RECORDS FOR THE EXERCISE:

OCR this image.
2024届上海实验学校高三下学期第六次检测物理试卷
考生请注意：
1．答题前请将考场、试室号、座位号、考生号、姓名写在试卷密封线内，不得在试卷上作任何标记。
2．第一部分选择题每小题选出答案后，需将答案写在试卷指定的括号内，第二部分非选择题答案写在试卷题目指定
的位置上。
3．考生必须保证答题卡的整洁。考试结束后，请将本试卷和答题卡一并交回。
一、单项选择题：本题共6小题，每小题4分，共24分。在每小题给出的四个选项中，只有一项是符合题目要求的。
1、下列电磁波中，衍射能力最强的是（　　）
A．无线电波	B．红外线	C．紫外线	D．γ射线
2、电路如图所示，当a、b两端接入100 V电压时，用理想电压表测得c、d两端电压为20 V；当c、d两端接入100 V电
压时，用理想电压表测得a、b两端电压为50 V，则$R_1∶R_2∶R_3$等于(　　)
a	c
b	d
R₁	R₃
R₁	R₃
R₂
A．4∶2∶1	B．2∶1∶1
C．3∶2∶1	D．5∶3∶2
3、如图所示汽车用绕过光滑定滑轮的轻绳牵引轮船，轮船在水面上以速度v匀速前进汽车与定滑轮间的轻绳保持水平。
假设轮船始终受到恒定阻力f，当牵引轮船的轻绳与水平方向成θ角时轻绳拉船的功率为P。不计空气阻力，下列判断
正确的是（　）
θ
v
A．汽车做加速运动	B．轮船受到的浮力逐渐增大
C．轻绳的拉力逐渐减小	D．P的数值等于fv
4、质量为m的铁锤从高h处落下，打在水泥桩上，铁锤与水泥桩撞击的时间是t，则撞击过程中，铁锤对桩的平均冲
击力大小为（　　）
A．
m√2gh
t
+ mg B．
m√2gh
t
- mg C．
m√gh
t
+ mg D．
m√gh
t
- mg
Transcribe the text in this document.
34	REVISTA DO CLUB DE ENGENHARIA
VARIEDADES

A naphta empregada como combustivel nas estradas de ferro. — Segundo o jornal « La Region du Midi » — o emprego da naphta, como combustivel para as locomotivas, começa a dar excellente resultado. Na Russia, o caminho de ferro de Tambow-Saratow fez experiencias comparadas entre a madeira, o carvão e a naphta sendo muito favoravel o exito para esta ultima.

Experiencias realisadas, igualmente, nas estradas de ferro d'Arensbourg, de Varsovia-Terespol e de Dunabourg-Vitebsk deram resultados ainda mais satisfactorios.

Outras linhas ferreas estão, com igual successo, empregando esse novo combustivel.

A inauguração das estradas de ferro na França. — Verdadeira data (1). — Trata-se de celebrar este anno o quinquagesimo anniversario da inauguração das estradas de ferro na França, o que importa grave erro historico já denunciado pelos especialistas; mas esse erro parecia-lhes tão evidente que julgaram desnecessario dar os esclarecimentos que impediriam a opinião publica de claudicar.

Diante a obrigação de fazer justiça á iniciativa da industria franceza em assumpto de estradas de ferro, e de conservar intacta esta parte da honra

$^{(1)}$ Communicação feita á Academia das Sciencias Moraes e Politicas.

DIRECTIVE:
Go through the entries and repeat each one exactly.

WRITTEN ANSWER:
OCR this image.
2024届上海实验学校高三下学期第六次检测物理试卷
考生请注意：
1．答题前请将考场、试室号、座位号、考生号、姓名写在试卷密封线内，不得在试卷上作任何标记。
2．第一部分选择题每小题选出答案后，需将答案写在试卷指定的括号内，第二部分非选择题答案写在试卷题目指定
的位置上。
3．考生必须保证答题卡的整洁。考试结束后，请将本试卷和答题卡一并交回。
一、单项选择题：本题共6小题，每小题4分，共24分。在每小题给出的四个选项中，只有一项是符合题目要求的。
1、下列电磁波中，衍射能力最强的是（　　）
A．无线电波	B．红外线	C．紫外线	D．γ射线
2、电路如图所示，当a、b两端接入100 V电压时，用理想电压表测得c、d两端电压为20 V；当c、d两端接入100 V电
压时，用理想电压表测得a、b两端电压为50 V，则$R_1∶R_2∶R_3$等于(　　)
a	c
b	d
R₁	R₃
R₁	R₃
R₂
A．4∶2∶1	B．2∶1∶1
C．3∶2∶1	D．5∶3∶2
3、如图所示汽车用绕过光滑定滑轮的轻绳牵引轮船，轮船在水面上以速度v匀速前进汽车与定滑轮间的轻绳保持水平。
假设轮船始终受到恒定阻力f，当牵引轮船的轻绳与水平方向成θ角时轻绳拉船的功率为P。不计空气阻力，下列判断
正确的是（　）
θ
v
A．汽车做加速运动	B．轮船受到的浮力逐渐增大
C．轻绳的拉力逐渐减小	D．P的数值等于fv
4、质量为m的铁锤从高h处落下，打在水泥桩上，铁锤与水泥桩撞击的时间是t，则撞击过程中，铁锤对桩的平均冲
击力大小为（　　）
A．
m√2gh
t
+ mg B．
m√2gh
t
- mg C．
m√gh
t
+ mg D．
m√gh
t
- mg
Transcribe the text in this document.
34	REVISTA DO CLUB DE ENGENHARIA
VARIEDADES

A naphta empregada como combustivel nas estradas de ferro. — Segundo o jornal « La Region du Midi » — o emprego da naphta, como combustivel para as locomotivas, começa a dar excellente resultado. Na Russia, o caminho de ferro de Tambow-Saratow fez experiencias comparadas entre a madeira, o carvão e a naphta sendo muito favoravel o exito para esta ultima.

Experiencias realisadas, igualmente, nas estradas de ferro d'Arensbourg, de Varsovia-Terespol e de Dunabourg-Vitebsk deram resultados ainda mais satisfactorios.

Outras linhas ferreas estão, com igual successo, empregando esse novo combustivel.

A inauguração das estradas de ferro na França. — Verdadeira data (1). — Trata-se de celebrar este anno o quinquagesimo anniversario da inauguração das estradas de ferro na França, o que importa grave erro historico já denunciado pelos especialistas; mas esse erro parecia-lhes tão evidente que julgaram desnecessario dar os esclarecimentos que impediriam a opinião publica de claudicar.

Diante a obrigação de fazer justiça á iniciativa da industria franceza em assumpto de estradas de ferro, e de conservar intacta esta parte da honra

$^{(1)}$ Communicação feita á Academia das Sciencias Moraes e Politicas.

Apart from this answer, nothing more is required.